-- start DATA --

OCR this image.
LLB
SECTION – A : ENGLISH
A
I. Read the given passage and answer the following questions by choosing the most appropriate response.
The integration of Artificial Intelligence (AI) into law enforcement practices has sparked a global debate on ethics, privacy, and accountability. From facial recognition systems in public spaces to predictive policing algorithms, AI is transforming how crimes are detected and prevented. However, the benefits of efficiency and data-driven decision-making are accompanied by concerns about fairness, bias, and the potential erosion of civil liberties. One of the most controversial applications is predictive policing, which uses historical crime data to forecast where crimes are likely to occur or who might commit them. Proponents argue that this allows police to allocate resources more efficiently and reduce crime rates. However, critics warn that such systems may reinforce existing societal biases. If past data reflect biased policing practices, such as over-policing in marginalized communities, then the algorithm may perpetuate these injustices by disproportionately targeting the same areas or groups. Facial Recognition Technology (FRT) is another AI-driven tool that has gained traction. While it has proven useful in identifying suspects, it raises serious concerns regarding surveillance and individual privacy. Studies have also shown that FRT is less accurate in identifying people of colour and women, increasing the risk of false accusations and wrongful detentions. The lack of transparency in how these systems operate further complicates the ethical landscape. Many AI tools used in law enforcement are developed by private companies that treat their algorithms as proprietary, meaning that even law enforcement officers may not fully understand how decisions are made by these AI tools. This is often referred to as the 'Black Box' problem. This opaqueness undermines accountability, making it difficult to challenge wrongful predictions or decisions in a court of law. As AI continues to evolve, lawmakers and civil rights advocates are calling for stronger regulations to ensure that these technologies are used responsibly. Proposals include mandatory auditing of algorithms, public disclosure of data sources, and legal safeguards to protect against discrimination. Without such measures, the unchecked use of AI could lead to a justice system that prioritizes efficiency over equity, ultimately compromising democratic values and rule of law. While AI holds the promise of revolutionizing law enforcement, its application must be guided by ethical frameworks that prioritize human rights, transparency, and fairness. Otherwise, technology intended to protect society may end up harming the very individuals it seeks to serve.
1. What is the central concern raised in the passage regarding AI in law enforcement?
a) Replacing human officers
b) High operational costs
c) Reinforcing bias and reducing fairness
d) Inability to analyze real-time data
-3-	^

-- end DATA --

Write out all the data again, exactly as it appears.

OCR this image.
LLB
SECTION – A : ENGLISH
A
I. Read the given passage and answer the following questions by choosing the most appropriate response.
The integration of Artificial Intelligence (AI) into law enforcement practices has sparked a global debate on ethics, privacy, and accountability. From facial recognition systems in public spaces to predictive policing algorithms, AI is transforming how crimes are detected and prevented. However, the benefits of efficiency and data-driven decision-making are accompanied by concerns about fairness, bias, and the potential erosion of civil liberties. One of the most controversial applications is predictive policing, which uses historical crime data to forecast where crimes are likely to occur or who might commit them. Proponents argue that this allows police to allocate resources more efficiently and reduce crime rates. However, critics warn that such systems may reinforce existing societal biases. If past data reflect biased policing practices, such as over-policing in marginalized communities, then the algorithm may perpetuate these injustices by disproportionately targeting the same areas or groups. Facial Recognition Technology (FRT) is another AI-driven tool that has gained traction. While it has proven useful in identifying suspects, it raises serious concerns regarding surveillance and individual privacy. Studies have also shown that FRT is less accurate in identifying people of colour and women, increasing the risk of false accusations and wrongful detentions. The lack of transparency in how these systems operate further complicates the ethical landscape. Many AI tools used in law enforcement are developed by private companies that treat their algorithms as proprietary, meaning that even law enforcement officers may not fully understand how decisions are made by these AI tools. This is often referred to as the 'Black Box' problem. This opaqueness undermines accountability, making it difficult to challenge wrongful predictions or decisions in a court of law. As AI continues to evolve, lawmakers and civil rights advocates are calling for stronger regulations to ensure that these technologies are used responsibly. Proposals include mandatory auditing of algorithms, public disclosure of data sources, and legal safeguards to protect against discrimination. Without such measures, the unchecked use of AI could lead to a justice system that prioritizes efficiency over equity, ultimately compromising democratic values and rule of law. While AI holds the promise of revolutionizing law enforcement, its application must be guided by ethical frameworks that prioritize human rights, transparency, and fairness. Otherwise, technology intended to protect society may end up harming the very individuals it seeks to serve.
1. What is the central concern raised in the passage regarding AI in law enforcement?
a) Replacing human officers
b) High operational costs
c) Reinforcing bias and reducing fairness
d) Inability to analyze real-time data
-3-	^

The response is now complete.